» Text passage
---*---

Asynchronous transfer mode isn't winning the high-speed networking race, But it does manage a strong showing in several vertical markets.
By Richard Adhikari, Sm@rt Reseller
Asynchronous Transfer Mode (ATM) is like a rookie driver surrounded by seasoned Ethernet alternatives on a high-speed raceway: It shows plenty of promise, but it never quite manages to earn the checkered flag.
Earlier this decade, many vendors bet that ATM would emerge as a premier high-speed networking standard that blankets LANs and WANs. After all, proponents argued, ATM supports data, voice and video connections at 155Mbps and beyond.
The ATM evangelists, however, failed to anticipate the rise of Fast Ethernet and more recently Gigabit Ethernet. Fast Ethernet solutions offer resellers and their customers a familiar technology at a much lower cost than ATM. What's more, per-port Gigabit Ethernet prices are expected to fall below ATM later this year, according to market researcher Cahners In-Stat Group.

---*---

» Problem statement
In the article on asynchronous transfer mode, which market researcher expects per-port Gigabit Ethernet prices to fall below ATM?

---*---

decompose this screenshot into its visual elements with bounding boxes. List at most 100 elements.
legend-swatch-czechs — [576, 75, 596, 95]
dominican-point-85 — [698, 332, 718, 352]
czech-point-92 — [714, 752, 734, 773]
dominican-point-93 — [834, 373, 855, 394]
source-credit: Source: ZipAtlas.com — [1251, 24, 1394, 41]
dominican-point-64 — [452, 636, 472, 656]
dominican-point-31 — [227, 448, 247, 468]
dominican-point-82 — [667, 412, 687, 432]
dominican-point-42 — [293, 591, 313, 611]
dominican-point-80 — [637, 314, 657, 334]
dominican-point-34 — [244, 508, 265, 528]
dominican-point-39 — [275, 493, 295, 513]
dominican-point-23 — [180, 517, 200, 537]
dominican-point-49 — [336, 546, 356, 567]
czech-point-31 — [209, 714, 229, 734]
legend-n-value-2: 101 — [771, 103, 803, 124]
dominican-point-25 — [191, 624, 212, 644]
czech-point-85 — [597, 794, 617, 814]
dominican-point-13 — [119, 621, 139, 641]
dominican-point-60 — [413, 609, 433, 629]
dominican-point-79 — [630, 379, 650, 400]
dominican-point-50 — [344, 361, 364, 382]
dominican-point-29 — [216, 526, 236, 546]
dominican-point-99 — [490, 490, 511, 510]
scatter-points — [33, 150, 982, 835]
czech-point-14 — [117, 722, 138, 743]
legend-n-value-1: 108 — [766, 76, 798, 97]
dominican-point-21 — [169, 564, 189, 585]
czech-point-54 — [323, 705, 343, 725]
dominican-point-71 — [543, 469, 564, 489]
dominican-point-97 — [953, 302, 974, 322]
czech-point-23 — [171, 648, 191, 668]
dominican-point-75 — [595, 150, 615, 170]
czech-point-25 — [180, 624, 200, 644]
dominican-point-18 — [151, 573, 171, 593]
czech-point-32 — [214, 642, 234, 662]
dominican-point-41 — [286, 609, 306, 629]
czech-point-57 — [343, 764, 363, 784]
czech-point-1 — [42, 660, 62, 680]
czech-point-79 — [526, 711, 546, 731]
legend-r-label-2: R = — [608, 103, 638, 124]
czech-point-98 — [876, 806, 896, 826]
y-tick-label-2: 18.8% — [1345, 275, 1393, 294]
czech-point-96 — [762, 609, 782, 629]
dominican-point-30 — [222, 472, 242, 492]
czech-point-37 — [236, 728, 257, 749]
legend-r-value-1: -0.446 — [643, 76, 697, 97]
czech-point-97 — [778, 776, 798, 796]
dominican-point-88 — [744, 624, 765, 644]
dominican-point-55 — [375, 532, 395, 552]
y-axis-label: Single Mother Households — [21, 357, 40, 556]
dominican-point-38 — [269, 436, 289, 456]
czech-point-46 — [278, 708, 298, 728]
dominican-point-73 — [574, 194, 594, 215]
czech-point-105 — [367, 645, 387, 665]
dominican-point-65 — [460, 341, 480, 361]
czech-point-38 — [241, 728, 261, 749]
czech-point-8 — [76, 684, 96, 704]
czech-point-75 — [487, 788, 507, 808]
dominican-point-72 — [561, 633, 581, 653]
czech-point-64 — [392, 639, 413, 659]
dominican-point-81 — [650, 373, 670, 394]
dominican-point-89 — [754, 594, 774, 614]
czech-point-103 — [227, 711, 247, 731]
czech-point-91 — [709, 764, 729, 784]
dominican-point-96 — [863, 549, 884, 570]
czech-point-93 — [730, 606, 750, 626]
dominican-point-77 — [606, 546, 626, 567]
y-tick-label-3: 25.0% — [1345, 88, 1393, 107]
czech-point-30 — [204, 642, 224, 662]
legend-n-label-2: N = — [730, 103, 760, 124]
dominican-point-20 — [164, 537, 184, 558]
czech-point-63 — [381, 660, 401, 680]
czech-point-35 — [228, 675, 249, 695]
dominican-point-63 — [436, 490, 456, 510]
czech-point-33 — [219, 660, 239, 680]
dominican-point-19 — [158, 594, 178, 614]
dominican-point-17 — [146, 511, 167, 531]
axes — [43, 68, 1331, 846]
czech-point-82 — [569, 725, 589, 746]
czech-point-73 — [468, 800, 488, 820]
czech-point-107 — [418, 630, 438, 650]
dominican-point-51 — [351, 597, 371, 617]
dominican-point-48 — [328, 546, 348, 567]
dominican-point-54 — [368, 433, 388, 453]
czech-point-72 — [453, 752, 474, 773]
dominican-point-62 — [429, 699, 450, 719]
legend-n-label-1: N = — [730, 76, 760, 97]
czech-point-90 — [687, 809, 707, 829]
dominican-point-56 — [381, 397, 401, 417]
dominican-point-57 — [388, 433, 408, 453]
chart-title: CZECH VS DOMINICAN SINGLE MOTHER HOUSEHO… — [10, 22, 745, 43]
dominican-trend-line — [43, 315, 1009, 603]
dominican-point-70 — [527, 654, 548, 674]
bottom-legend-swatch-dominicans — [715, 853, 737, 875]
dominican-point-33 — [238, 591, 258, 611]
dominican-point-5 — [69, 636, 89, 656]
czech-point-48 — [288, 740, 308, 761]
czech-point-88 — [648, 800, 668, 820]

---*---

» Answer to the exercise
Cahners In-Stat Group